[Dataset records]
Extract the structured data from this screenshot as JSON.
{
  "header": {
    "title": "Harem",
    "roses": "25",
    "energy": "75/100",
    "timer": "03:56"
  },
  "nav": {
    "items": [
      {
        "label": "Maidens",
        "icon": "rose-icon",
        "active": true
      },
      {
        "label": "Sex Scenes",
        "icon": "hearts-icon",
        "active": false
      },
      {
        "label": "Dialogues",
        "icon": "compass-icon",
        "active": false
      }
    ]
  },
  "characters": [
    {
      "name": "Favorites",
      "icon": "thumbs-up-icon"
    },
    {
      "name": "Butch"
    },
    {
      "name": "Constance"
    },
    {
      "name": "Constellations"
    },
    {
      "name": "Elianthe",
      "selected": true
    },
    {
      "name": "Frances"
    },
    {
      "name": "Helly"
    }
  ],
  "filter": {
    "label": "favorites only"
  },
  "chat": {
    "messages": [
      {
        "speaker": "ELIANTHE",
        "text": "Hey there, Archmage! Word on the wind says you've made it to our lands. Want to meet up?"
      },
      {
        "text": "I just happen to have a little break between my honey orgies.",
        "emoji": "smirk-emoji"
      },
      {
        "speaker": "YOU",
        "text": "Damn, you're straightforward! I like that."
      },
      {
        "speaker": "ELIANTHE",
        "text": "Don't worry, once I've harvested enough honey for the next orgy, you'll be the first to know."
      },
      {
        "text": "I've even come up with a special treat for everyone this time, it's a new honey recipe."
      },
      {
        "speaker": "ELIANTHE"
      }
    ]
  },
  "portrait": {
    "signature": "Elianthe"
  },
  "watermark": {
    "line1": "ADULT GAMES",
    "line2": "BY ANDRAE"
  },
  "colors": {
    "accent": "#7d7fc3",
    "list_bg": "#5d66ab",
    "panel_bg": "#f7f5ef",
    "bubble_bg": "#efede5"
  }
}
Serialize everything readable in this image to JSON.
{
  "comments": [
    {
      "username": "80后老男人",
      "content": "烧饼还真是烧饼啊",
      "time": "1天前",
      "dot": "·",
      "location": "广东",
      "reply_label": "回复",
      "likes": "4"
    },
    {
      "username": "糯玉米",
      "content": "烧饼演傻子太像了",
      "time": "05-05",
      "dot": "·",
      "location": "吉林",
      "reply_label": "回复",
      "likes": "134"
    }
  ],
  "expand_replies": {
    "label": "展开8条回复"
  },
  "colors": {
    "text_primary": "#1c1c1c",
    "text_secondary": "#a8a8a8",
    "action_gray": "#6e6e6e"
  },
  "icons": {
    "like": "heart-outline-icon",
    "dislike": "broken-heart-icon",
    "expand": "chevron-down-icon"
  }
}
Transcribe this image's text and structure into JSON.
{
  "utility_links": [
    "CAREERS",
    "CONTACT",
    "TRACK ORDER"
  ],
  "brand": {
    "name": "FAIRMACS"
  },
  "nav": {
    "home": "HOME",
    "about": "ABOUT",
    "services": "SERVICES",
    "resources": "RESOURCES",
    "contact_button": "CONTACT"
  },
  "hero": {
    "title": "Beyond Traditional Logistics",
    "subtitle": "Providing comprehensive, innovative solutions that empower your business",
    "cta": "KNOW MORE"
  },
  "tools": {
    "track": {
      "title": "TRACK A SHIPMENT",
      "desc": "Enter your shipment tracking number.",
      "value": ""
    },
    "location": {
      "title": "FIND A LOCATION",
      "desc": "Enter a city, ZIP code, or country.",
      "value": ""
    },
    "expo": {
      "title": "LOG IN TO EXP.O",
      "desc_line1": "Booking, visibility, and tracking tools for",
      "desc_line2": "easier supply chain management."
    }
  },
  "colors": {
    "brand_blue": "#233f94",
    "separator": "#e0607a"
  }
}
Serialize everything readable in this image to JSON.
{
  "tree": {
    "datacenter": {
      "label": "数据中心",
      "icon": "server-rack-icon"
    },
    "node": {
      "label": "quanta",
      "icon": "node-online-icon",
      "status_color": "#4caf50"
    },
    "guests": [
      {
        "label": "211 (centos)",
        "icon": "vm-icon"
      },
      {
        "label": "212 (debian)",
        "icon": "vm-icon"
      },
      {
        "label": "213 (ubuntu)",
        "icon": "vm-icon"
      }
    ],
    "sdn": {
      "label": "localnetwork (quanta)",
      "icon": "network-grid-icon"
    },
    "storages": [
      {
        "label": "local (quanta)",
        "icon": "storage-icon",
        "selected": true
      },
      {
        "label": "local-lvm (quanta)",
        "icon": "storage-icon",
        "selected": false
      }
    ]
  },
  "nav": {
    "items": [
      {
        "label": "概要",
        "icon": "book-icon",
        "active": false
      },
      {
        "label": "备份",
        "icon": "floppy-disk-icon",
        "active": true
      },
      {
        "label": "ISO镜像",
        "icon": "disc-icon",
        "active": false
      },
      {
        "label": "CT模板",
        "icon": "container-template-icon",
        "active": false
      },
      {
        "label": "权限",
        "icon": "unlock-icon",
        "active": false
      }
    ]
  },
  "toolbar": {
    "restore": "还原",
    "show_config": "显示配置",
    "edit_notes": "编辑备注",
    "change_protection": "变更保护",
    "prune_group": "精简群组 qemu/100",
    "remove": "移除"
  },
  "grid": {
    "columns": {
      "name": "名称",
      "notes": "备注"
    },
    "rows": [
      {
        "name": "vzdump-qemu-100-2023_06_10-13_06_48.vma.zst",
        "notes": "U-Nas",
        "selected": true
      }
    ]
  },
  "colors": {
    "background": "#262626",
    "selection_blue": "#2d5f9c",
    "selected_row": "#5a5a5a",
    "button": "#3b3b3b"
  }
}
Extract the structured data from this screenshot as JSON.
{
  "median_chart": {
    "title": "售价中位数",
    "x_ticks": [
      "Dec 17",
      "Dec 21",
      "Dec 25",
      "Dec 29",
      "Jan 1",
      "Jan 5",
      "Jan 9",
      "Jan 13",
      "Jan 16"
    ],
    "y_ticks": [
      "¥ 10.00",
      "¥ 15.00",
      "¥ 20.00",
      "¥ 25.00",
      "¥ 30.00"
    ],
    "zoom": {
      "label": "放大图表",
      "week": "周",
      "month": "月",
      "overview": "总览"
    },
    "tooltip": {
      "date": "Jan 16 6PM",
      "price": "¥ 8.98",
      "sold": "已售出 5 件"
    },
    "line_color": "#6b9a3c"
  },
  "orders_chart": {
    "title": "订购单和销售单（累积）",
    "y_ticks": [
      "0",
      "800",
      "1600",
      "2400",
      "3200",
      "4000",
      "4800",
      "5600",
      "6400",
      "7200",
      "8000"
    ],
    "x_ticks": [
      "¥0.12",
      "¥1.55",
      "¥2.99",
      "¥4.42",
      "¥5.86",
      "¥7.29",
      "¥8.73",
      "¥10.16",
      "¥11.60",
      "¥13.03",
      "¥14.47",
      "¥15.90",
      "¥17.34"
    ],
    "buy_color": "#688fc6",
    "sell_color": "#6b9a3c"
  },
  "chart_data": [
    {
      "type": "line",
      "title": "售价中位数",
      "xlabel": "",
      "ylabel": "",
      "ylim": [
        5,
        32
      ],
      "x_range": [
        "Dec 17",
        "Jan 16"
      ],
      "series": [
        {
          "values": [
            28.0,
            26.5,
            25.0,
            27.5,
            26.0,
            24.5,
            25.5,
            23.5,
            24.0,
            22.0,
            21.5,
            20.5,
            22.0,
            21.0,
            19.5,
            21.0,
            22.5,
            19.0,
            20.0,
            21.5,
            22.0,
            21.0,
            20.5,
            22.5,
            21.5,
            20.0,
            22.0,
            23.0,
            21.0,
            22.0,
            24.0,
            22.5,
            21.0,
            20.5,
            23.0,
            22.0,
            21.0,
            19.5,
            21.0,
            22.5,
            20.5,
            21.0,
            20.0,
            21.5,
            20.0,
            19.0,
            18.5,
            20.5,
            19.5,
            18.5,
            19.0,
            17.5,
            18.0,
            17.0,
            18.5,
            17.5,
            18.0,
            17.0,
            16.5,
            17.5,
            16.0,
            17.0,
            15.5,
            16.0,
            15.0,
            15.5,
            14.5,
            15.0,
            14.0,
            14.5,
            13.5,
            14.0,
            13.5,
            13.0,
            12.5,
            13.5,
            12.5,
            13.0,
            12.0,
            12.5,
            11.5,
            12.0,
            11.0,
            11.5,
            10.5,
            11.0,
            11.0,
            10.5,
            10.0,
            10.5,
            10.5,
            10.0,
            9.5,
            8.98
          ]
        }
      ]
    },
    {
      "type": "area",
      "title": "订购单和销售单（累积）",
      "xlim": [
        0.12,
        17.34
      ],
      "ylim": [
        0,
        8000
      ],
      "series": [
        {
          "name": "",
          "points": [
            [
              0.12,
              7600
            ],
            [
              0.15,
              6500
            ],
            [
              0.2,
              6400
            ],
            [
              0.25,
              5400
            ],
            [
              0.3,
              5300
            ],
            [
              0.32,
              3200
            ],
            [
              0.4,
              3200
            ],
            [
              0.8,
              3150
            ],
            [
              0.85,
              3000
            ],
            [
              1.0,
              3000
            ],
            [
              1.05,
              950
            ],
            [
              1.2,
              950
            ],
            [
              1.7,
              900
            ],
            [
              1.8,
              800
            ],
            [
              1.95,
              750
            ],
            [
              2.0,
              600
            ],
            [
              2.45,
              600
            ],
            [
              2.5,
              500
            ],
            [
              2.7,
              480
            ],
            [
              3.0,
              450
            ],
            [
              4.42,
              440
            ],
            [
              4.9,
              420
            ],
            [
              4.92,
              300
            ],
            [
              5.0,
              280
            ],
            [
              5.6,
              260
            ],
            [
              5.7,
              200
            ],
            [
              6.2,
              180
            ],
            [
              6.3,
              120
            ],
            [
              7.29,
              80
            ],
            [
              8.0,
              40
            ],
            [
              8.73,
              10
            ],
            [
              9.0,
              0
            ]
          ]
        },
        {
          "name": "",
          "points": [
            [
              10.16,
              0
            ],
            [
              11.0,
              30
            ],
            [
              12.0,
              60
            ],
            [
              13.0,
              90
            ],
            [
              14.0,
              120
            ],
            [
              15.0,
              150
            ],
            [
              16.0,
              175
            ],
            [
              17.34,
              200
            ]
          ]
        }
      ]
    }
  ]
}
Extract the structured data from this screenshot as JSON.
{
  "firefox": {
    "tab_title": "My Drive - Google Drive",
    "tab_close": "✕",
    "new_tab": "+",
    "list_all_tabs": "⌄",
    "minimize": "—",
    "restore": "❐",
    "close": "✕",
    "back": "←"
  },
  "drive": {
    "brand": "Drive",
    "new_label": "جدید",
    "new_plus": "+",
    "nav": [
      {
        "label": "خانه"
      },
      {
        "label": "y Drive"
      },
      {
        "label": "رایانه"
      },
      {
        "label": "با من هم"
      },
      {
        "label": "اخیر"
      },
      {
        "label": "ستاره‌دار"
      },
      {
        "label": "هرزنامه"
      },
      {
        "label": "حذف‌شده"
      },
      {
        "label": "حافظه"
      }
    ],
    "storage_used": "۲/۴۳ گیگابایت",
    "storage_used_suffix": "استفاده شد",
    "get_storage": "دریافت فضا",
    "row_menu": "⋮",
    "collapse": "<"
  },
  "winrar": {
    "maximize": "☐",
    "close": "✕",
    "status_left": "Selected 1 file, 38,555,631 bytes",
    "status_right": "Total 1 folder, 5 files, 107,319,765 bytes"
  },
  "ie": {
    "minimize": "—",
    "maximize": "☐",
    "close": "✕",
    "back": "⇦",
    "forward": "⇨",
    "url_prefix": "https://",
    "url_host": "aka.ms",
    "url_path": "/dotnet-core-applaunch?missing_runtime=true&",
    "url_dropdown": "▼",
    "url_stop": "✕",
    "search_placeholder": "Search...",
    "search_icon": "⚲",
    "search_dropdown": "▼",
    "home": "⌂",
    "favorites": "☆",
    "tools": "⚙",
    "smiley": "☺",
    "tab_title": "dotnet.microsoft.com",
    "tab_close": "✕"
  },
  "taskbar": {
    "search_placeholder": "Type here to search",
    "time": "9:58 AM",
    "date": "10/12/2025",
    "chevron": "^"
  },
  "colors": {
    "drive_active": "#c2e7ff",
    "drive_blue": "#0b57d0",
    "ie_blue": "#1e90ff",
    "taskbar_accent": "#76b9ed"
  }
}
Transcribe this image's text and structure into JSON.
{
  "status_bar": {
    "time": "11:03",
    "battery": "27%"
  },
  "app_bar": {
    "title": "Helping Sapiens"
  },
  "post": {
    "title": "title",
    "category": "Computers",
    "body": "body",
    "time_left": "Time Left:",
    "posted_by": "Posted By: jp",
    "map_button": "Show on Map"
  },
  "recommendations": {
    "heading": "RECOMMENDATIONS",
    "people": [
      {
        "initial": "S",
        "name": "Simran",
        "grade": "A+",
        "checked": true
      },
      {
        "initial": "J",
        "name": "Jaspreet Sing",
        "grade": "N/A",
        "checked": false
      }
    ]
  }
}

_Work to do:_ Write out every line from the entries where "that" appears.

_Task answer:_
        "text": "Damn, you're straightforward! I like that."
    "subtitle": "Providing comprehensive, innovative solutions that empower your business",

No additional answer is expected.